Dataset rows
┌──
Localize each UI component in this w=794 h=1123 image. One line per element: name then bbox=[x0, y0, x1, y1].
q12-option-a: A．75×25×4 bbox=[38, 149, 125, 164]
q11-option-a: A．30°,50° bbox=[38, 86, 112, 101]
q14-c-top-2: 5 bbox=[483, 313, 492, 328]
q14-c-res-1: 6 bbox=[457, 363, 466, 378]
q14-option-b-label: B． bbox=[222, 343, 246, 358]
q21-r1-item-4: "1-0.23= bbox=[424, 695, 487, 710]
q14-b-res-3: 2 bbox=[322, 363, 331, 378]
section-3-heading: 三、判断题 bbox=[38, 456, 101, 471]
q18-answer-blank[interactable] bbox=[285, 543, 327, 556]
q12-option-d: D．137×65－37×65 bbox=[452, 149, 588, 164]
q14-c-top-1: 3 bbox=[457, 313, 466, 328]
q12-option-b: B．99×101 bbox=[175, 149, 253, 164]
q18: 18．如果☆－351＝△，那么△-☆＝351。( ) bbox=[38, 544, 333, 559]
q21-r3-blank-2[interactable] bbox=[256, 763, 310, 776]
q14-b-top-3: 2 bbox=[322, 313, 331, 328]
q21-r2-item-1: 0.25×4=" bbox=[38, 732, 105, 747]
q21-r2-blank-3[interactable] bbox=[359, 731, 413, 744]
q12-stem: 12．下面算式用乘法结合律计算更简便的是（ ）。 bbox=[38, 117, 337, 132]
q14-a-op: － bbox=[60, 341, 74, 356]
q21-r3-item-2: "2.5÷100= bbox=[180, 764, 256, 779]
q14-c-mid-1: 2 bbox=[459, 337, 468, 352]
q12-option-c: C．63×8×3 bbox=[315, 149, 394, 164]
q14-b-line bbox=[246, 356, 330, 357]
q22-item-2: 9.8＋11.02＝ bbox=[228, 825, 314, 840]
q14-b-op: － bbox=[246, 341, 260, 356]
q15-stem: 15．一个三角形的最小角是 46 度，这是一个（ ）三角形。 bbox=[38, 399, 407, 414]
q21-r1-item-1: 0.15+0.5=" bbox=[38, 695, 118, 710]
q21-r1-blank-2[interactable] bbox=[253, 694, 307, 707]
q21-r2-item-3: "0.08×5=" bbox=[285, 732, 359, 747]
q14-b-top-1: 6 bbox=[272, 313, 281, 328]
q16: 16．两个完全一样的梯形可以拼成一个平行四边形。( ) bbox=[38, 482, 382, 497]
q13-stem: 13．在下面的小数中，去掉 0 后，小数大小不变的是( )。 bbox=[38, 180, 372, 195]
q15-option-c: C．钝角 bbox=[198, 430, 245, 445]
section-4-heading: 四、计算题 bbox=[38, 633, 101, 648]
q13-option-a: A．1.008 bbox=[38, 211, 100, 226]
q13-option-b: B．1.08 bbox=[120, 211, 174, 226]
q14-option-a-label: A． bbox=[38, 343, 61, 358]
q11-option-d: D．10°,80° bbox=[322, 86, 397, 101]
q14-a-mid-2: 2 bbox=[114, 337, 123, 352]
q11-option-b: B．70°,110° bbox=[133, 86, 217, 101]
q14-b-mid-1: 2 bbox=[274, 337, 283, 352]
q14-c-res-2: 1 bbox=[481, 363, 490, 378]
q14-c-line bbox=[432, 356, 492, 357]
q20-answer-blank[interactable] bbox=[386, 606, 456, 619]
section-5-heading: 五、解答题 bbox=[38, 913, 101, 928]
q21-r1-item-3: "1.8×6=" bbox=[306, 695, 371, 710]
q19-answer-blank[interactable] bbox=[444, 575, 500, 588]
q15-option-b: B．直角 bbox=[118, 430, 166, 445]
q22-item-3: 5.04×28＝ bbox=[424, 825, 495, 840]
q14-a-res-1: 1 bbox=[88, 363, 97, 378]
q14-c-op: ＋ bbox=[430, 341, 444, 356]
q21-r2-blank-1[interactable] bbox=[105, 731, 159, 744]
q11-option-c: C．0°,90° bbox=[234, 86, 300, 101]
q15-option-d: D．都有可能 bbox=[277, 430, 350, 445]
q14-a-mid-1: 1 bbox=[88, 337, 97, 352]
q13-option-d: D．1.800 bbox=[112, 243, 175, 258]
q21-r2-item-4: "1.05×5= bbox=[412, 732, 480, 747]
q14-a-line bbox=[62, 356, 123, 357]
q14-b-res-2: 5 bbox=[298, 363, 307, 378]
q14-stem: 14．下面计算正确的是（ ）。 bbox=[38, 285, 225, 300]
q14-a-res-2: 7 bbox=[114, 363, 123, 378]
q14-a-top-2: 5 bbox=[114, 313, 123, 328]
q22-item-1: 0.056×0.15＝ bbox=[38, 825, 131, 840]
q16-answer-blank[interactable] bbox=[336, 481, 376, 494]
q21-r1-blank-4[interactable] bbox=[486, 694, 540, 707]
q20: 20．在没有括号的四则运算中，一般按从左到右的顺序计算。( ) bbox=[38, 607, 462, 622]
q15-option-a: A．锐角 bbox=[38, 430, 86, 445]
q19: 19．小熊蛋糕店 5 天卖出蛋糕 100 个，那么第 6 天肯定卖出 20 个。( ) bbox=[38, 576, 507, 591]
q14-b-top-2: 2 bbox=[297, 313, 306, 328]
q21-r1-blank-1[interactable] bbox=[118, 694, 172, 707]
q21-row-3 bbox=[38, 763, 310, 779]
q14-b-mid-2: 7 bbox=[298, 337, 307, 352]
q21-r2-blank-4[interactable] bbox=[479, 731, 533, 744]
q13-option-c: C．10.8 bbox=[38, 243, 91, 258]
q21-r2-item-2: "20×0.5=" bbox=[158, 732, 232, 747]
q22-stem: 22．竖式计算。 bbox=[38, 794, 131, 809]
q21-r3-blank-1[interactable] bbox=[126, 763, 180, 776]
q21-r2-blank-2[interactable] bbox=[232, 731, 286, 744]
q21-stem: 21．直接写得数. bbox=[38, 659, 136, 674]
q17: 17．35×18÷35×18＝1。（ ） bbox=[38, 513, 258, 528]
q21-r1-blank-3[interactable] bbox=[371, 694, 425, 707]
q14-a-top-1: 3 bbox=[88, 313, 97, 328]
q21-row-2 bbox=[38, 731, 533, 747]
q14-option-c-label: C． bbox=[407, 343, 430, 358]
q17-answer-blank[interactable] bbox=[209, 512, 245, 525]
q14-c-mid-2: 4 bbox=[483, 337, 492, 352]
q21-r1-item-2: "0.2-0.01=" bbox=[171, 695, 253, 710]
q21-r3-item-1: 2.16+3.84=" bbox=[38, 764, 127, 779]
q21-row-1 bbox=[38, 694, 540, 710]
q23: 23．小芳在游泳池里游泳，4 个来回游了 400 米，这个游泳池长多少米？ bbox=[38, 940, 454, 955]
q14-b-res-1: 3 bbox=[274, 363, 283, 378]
└──
What is needed:
Convert the listing lines from the start through the line containing "q14-c-res-1: 6 bbox=[457, 363, 466, 378]" into a JSON list of strings, one string per line, leaving out blank lines.

Result of the task:
[
  "Localize each UI component in this w=794 h=1123 image. One line per element: name then bbox=[x0, y0, x1, y1].",
  "q12-option-a: A．75×25×4 bbox=[38, 149, 125, 164]",
  "q11-option-a: A．30°,50° bbox=[38, 86, 112, 101]",
  "q14-c-top-2: 5 bbox=[483, 313, 492, 328]",
  "q14-c-res-1: 6 bbox=[457, 363, 466, 378]"
]